### [Work to do]
Answer with a single number, the count of lines holding the word "исследовательские".

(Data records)
..............................

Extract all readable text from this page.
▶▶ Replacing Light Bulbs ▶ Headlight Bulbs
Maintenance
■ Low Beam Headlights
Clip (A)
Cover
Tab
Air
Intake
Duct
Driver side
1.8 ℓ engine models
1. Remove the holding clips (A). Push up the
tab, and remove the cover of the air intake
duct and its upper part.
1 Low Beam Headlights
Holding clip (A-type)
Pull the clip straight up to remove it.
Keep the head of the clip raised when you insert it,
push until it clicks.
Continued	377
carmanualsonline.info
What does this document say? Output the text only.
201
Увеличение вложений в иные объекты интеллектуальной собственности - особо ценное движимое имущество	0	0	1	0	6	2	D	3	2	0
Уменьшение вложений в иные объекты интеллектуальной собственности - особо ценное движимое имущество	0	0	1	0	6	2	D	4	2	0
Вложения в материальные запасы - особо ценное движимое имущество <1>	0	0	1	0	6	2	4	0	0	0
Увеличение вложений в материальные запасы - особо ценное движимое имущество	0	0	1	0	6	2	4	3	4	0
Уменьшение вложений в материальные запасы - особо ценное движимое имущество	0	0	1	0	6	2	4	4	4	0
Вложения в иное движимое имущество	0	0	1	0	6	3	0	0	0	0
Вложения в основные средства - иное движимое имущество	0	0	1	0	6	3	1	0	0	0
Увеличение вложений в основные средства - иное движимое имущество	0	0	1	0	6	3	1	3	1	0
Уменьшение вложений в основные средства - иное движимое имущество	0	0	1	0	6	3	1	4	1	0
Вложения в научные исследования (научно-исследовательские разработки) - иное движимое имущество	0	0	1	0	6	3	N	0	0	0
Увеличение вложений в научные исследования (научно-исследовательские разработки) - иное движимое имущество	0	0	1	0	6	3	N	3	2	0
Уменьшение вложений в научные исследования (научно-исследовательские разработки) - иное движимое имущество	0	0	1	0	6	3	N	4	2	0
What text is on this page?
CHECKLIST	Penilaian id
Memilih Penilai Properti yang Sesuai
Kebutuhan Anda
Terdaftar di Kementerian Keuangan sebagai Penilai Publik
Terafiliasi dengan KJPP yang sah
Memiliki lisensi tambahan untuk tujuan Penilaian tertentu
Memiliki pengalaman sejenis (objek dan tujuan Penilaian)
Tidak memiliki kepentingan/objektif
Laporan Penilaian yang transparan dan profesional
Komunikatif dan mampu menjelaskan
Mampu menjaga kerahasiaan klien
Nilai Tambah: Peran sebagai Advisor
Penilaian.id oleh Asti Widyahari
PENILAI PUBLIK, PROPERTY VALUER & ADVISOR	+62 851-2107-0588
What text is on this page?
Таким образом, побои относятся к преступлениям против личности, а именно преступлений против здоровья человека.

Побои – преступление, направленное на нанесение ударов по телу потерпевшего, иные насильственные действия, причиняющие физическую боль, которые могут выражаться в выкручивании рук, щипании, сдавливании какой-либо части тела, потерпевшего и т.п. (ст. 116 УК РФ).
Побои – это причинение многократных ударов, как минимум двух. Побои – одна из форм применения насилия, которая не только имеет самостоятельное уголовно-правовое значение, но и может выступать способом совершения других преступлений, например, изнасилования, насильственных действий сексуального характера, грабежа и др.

..............................

### [Full output]
3